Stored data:
******************************
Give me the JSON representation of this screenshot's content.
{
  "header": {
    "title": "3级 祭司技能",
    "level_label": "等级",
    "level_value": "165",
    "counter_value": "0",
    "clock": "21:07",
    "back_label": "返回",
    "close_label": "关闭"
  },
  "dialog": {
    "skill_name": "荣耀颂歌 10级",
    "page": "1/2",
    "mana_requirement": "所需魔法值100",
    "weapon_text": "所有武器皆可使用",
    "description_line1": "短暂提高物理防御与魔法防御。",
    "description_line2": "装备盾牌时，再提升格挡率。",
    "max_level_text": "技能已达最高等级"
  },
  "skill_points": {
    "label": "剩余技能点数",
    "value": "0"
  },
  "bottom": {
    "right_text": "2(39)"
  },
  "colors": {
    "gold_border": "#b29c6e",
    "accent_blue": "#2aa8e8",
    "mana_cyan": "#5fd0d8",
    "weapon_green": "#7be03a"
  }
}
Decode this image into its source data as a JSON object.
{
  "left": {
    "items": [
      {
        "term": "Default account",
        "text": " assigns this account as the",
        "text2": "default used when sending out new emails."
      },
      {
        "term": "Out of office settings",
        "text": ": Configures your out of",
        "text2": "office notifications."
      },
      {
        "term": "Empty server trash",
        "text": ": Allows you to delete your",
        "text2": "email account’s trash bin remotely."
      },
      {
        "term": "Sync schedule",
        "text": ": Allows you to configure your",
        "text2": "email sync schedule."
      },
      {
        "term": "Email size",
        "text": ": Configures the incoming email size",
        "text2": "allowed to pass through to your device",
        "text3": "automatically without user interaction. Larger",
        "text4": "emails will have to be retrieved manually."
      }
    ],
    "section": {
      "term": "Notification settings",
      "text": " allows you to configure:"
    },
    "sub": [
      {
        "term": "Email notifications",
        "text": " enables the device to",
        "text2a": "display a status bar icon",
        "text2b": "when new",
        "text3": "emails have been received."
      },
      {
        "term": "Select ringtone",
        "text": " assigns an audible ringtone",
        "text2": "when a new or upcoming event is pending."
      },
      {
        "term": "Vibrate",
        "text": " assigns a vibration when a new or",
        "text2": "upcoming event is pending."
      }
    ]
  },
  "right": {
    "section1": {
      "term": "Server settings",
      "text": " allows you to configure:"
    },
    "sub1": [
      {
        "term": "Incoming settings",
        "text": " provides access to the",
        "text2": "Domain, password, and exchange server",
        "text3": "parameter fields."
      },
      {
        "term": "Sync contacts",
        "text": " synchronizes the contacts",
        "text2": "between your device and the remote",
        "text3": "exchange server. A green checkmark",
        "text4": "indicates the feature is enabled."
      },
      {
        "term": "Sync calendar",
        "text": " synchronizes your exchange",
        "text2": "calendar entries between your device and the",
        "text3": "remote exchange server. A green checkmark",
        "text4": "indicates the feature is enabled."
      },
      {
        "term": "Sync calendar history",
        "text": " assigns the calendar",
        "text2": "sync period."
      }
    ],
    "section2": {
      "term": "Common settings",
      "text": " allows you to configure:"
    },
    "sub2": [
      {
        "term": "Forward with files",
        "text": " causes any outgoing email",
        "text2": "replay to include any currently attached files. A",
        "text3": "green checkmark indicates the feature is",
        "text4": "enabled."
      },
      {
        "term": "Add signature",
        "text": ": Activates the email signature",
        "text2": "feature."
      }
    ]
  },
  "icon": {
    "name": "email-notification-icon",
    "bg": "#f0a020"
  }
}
******************************
**Problem requirements**
Scan the records above for the string "have", then report every line that contains it.

**Complete output**
        "text4": "emails will have to be retrieved manually."
        "text3": "emails have been received."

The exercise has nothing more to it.